Select the lines below containing the word "steam".

>> Start GIVEN RECORDS

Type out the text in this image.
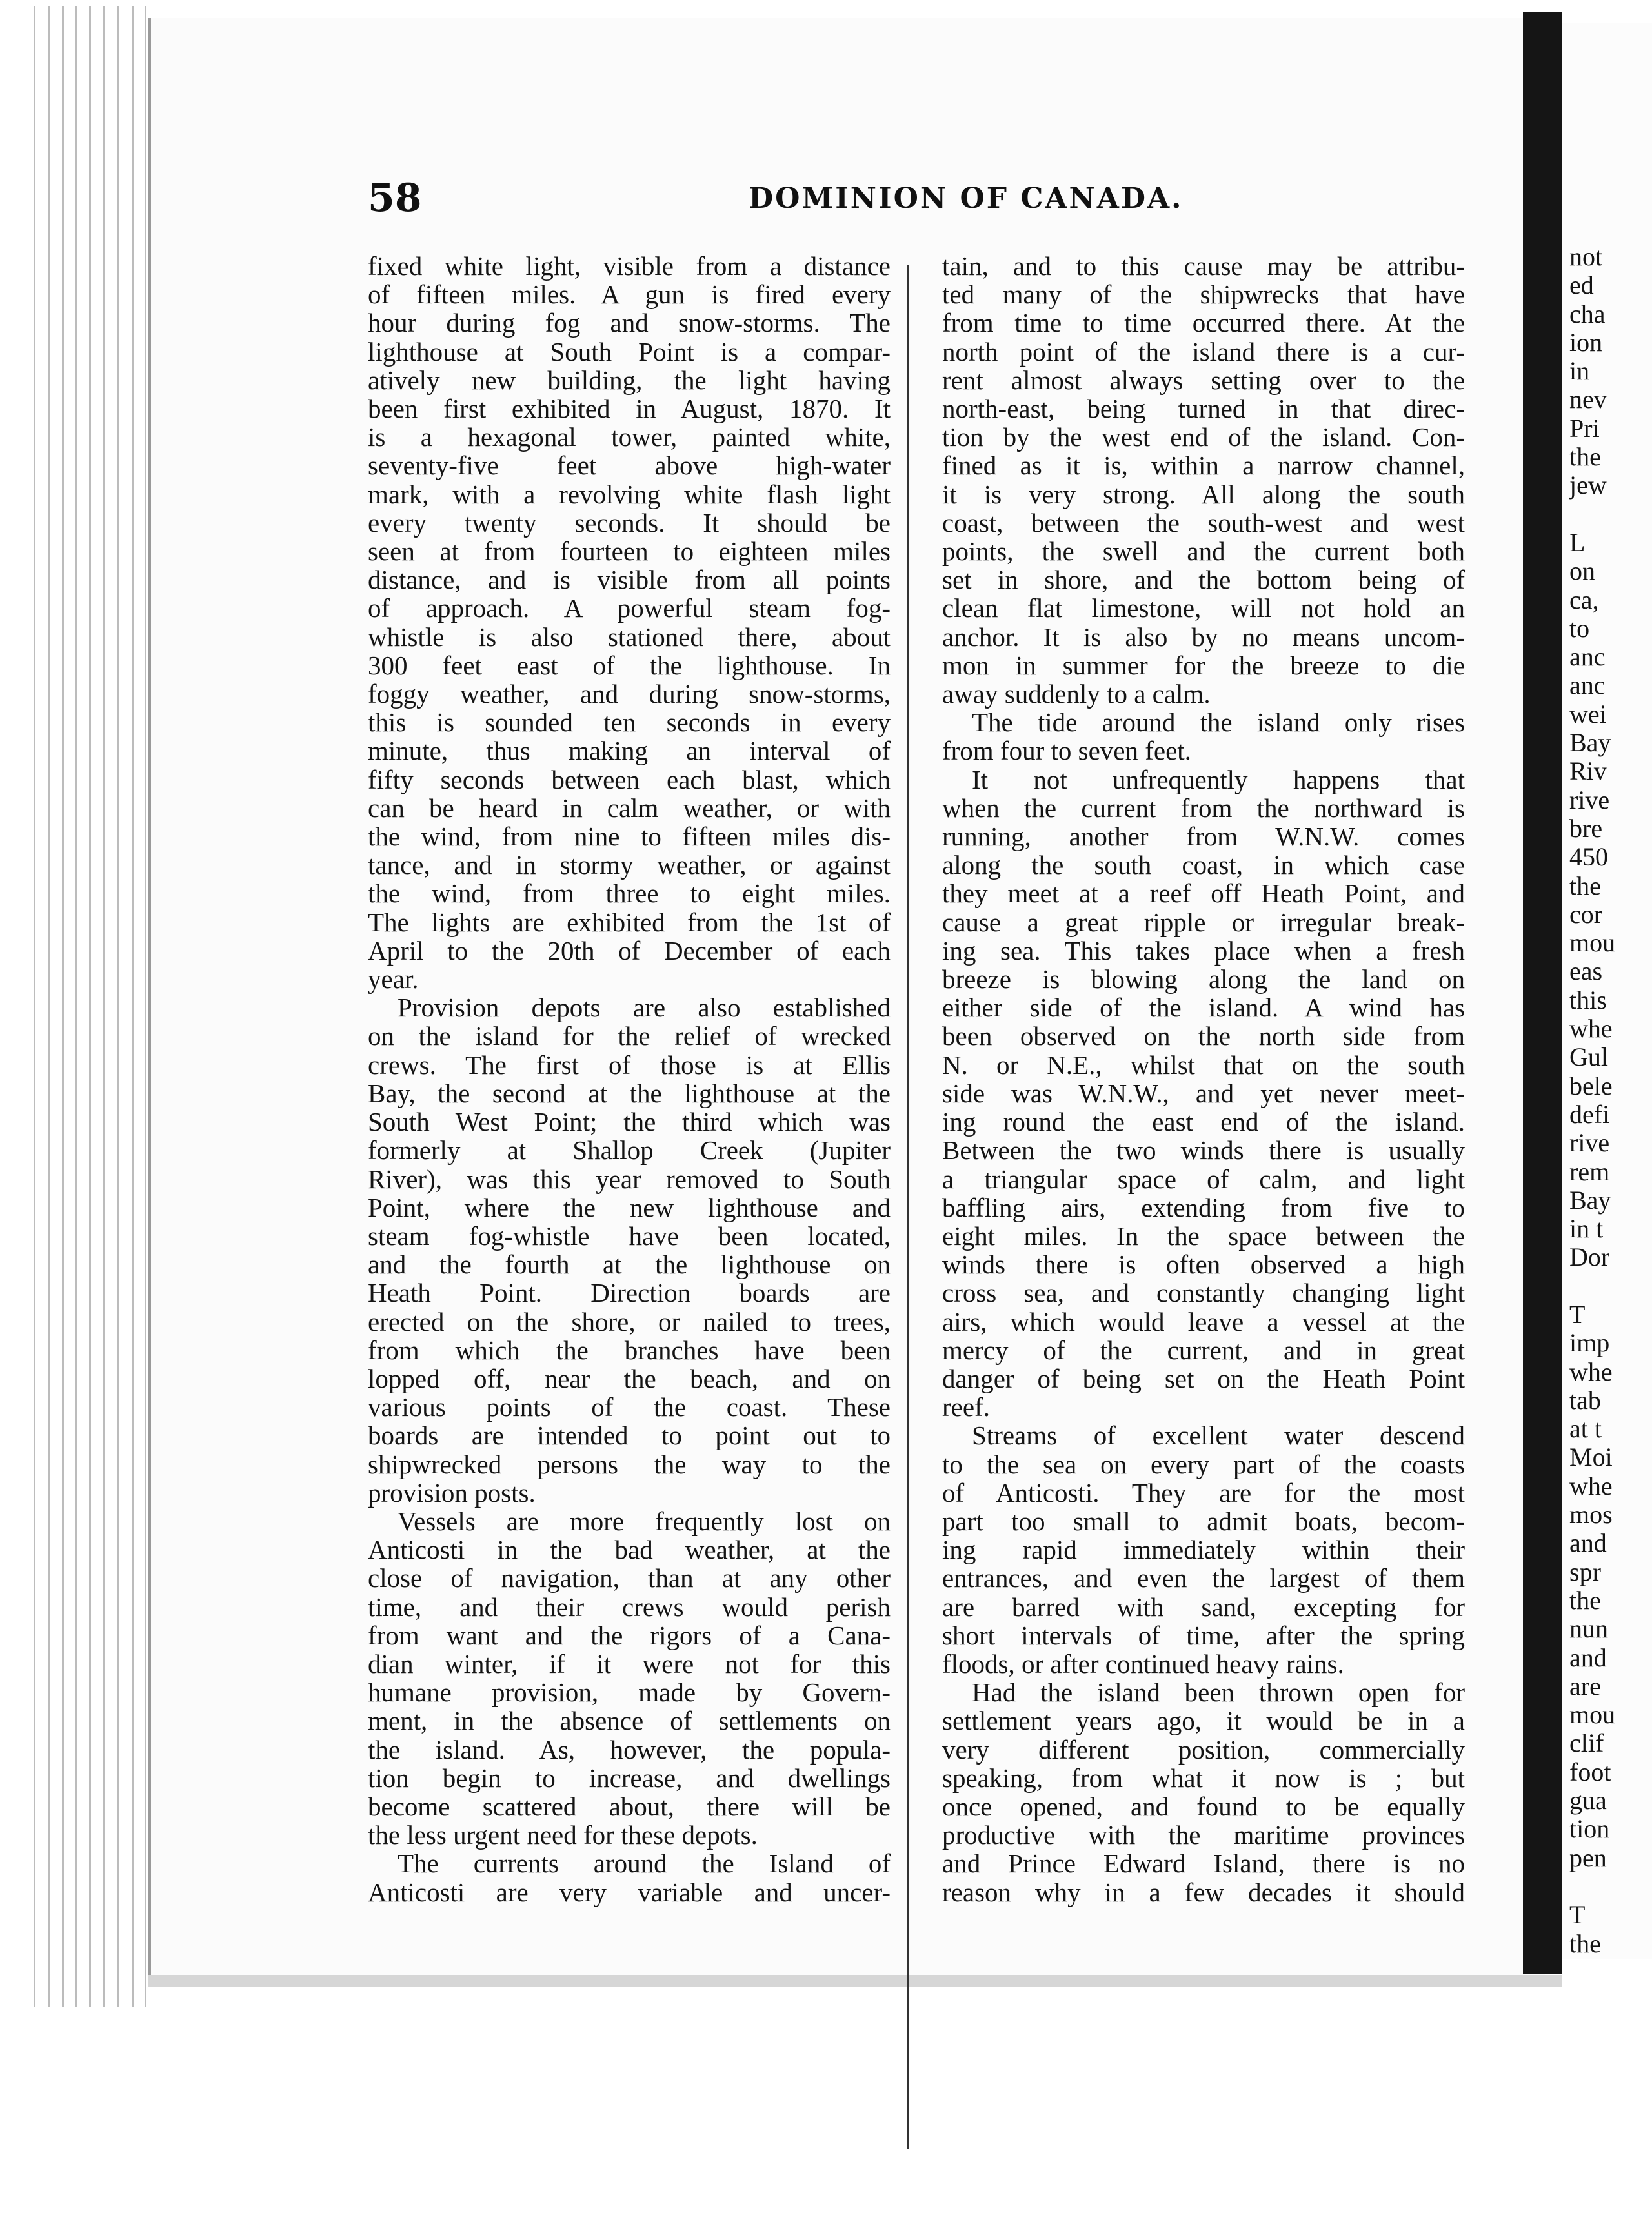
58	DOMINION OF CANADA.

fixed white light, visible from a distance
of fifteen miles. A gun is fired every
hour during fog and snow-storms. The
lighthouse at South Point is a compar-
atively new building, the light having
been first exhibited in August, 1870. It
is a hexagonal tower, painted white,
seventy-five feet above high-water
mark, with a revolving white flash light
every twenty seconds. It should be
seen at from fourteen to eighteen miles
distance, and is visible from all points
of approach. A powerful steam fog-
whistle is also stationed there, about
300 feet east of the lighthouse. In
foggy weather, and during snow-storms,
this is sounded ten seconds in every
minute, thus making an interval of
fifty seconds between each blast, which
can be heard in calm weather, or with
the wind, from nine to fifteen miles dis-
tance, and in stormy weather, or against
the wind, from three to eight miles.
The lights are exhibited from the 1st of
April to the 20th of December of each
year.
Provision depots are also established
on the island for the relief of wrecked
crews. The first of those is at Ellis
Bay, the second at the lighthouse at the
South West Point; the third which was
formerly at Shallop Creek (Jupiter
River), was this year removed to South
Point, where the new lighthouse and
steam fog-whistle have been located,
and the fourth at the lighthouse on
Heath Point. Direction boards are
erected on the shore, or nailed to trees,
from which the branches have been
lopped off, near the beach, and on
various points of the coast. These
boards are intended to point out to
shipwrecked persons the way to the
provision posts.
Vessels are more frequently lost on
Anticosti in the bad weather, at the
close of navigation, than at any other
time, and their crews would perish
from want and the rigors of a Cana-
dian winter, if it were not for this
humane provision, made by Govern-
ment, in the absence of settlements on
the island. As, however, the popula-
tion begin to increase, and dwellings
become scattered about, there will be
the less urgent need for these depots.
The currents around the Island of
Anticosti are very variable and uncer-
tain, and to this cause may be attribu-
ted many of the shipwrecks that have
from time to time occurred there. At the
north point of the island there is a cur-
rent almost always setting over to the
north-east, being turned in that direc-
tion by the west end of the island. Con-
fined as it is, within a narrow channel,
it is very strong. All along the south
coast, between the south-west and west
points, the swell and the current both
set in shore, and the bottom being of
clean flat limestone, will not hold an
anchor. It is also by no means uncom-
mon in summer for the breeze to die
away suddenly to a calm.
The tide around the island only rises
from four to seven feet.
It not unfrequently happens that
when the current from the northward is
running, another from W.N.W. comes
along the south coast, in which case
they meet at a reef off Heath Point, and
cause a great ripple or irregular break-
ing sea. This takes place when a fresh
breeze is blowing along the land on
either side of the island. A wind has
been observed on the north side from
N. or N.E., whilst that on the south
side was W.N.W., and yet never meet-
ing round the east end of the island.
Between the two winds there is usually
a triangular space of calm, and light
baffling airs, extending from five to
eight miles. In the space between the
winds there is often observed a high
cross sea, and constantly changing light
airs, which would leave a vessel at the
mercy of the current, and in great
danger of being set on the Heath Point
reef.
Streams of excellent water descend
to the sea on every part of the coasts
of Anticosti. They are for the most
part too small to admit boats, becom-
ing rapid immediately within their
entrances, and even the largest of them
are barred with sand, excepting for
short intervals of time, after the spring
floods, or after continued heavy rains.
Had the island been thrown open for
settlement years ago, it would be in a
very different position, commercially
speaking, from what it now is ; but
once opened, and found to be equally
productive with the maritime provinces
and Prince Edward Island, there is no
reason why in a few decades it should
not
ed
cha
ion
in
nev
Pri
the
jew
L
on
ca,
to
anc
anc
wei
Bay
Riv
rive
bre
450
the
cor
mou
eas
this
whe
Gul
bele
defi
rive
rem
Bay
in t
Dor
T
imp
whe
tab
at t
Moi
whe
mos
and
spr
the
nun
and
are
mou
clif
foot
gua
tion
pen
T
the
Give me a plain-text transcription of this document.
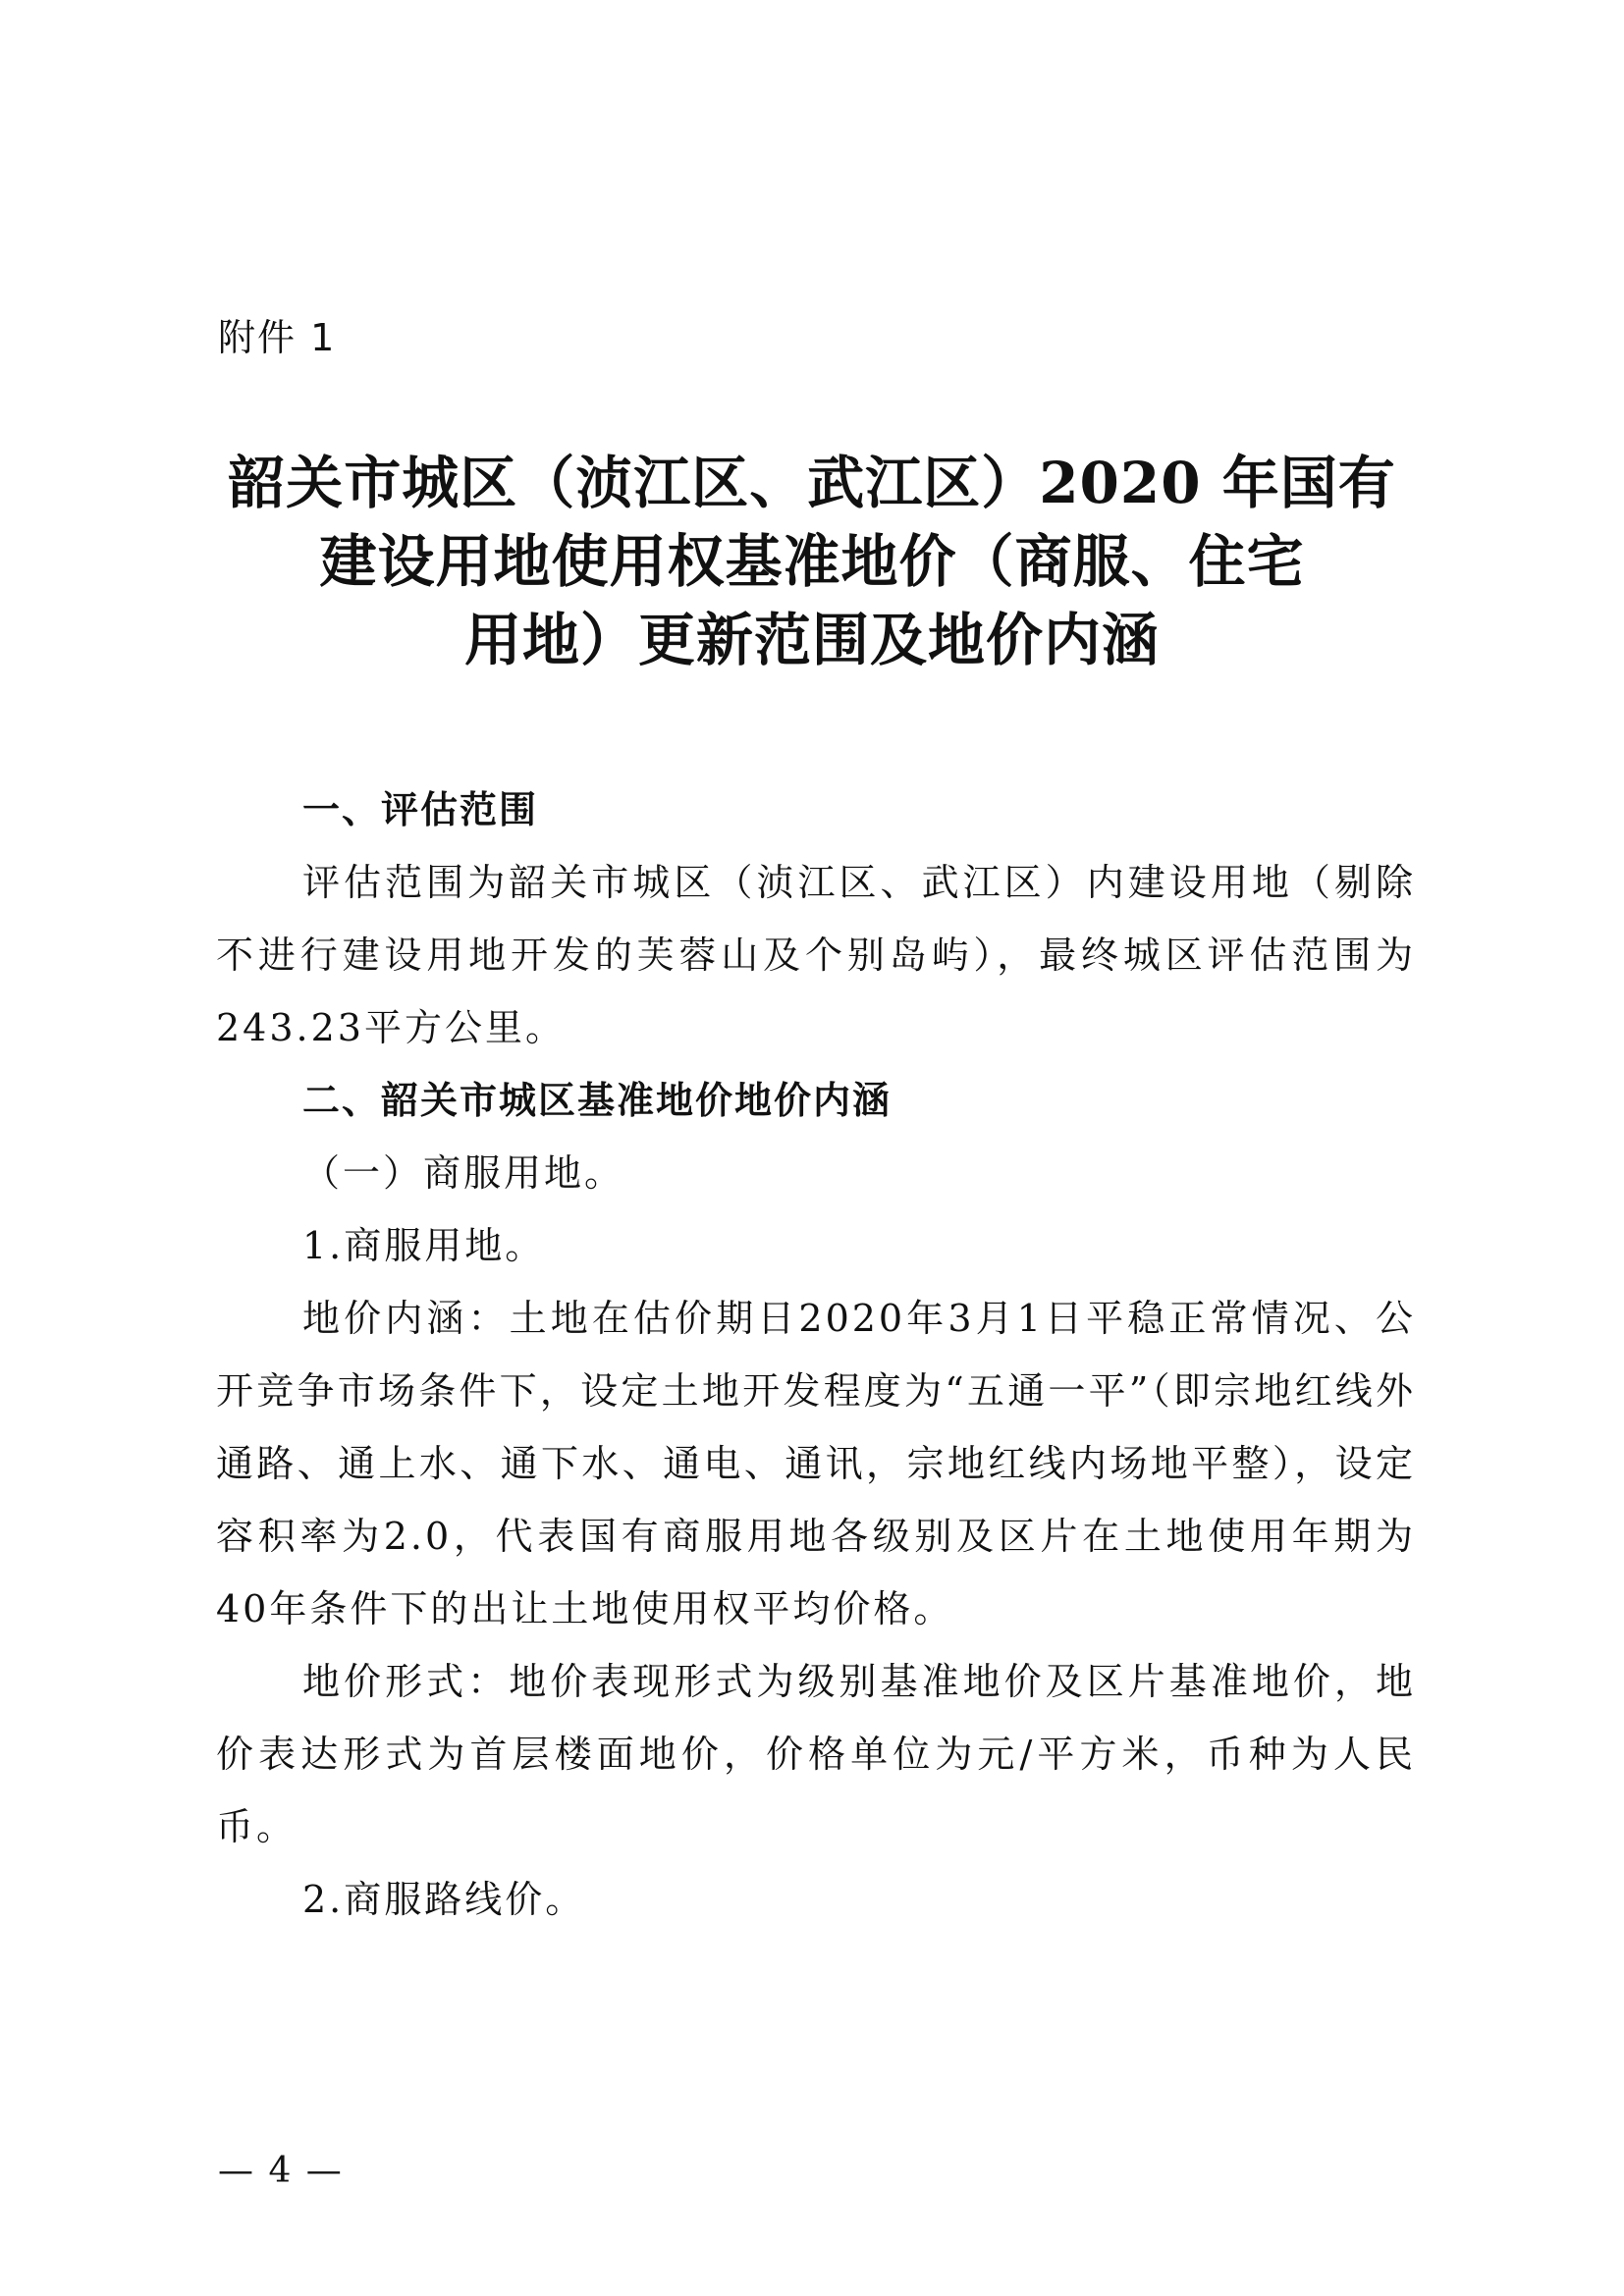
附件 1
韶关市城区（浈江区、武江区）2020 年国有
建设用地使用权基准地价（商服、住宅
用地）更新范围及地价内涵

一、评估范围

评估范围为韶关市城区（浈江区、武江区）内建设用地（剔除不进行建设用地开发的芙蓉山及个别岛屿），最终城区评估范围为243.23平方公里。

二、韶关市城区基准地价地价内涵

（一）商服用地。

1.商服用地。

地价内涵：土地在估价期日2020年3月1日平稳正常情况、公开竞争市场条件下，设定土地开发程度为“五通一平”（即宗地红线外通路、通上水、通下水、通电、通讯，宗地红线内场地平整），设定容积率为2.0，代表国有商服用地各级别及区片在土地使用年期为40年条件下的出让土地使用权平均价格。

地价形式：地价表现形式为级别基准地价及区片基准地价，地价表达形式为首层楼面地价，价格单位为元/平方米，币种为人民币。

2.商服路线价。

— 4 —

>> End GIVEN RECORDS

■ COMPLETE ANSWER
of approach. A powerful steam fog-
steam fog-whistle have been located,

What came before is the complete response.